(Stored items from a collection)
◇ ◇ ◇ ◇

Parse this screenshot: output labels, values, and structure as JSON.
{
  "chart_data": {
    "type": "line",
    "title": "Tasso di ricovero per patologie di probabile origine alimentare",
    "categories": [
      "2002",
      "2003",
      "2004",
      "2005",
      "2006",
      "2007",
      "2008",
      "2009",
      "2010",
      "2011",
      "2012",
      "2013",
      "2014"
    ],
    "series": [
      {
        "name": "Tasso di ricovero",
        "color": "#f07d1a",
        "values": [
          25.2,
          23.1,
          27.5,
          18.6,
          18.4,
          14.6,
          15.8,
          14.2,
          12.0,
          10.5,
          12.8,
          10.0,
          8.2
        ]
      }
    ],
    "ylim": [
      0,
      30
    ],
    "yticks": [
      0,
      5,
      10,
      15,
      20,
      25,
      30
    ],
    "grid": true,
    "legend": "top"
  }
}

◇ ◇ ◇ ◇

Repeat the material above in full, keeping every word.

OUTPUT =>
Parse this screenshot: output labels, values, and structure as JSON.
{
  "chart_data": {
    "type": "line",
    "title": "Tasso di ricovero per patologie di probabile origine alimentare",
    "categories": [
      "2002",
      "2003",
      "2004",
      "2005",
      "2006",
      "2007",
      "2008",
      "2009",
      "2010",
      "2011",
      "2012",
      "2013",
      "2014"
    ],
    "series": [
      {
        "name": "Tasso di ricovero",
        "color": "#f07d1a",
        "values": [
          25.2,
          23.1,
          27.5,
          18.6,
          18.4,
          14.6,
          15.8,
          14.2,
          12.0,
          10.5,
          12.8,
          10.0,
          8.2
        ]
      }
    ],
    "ylim": [
      0,
      30
    ],
    "yticks": [
      0,
      5,
      10,
      15,
      20,
      25,
      30
    ],
    "grid": true,
    "legend": "top"
  }
}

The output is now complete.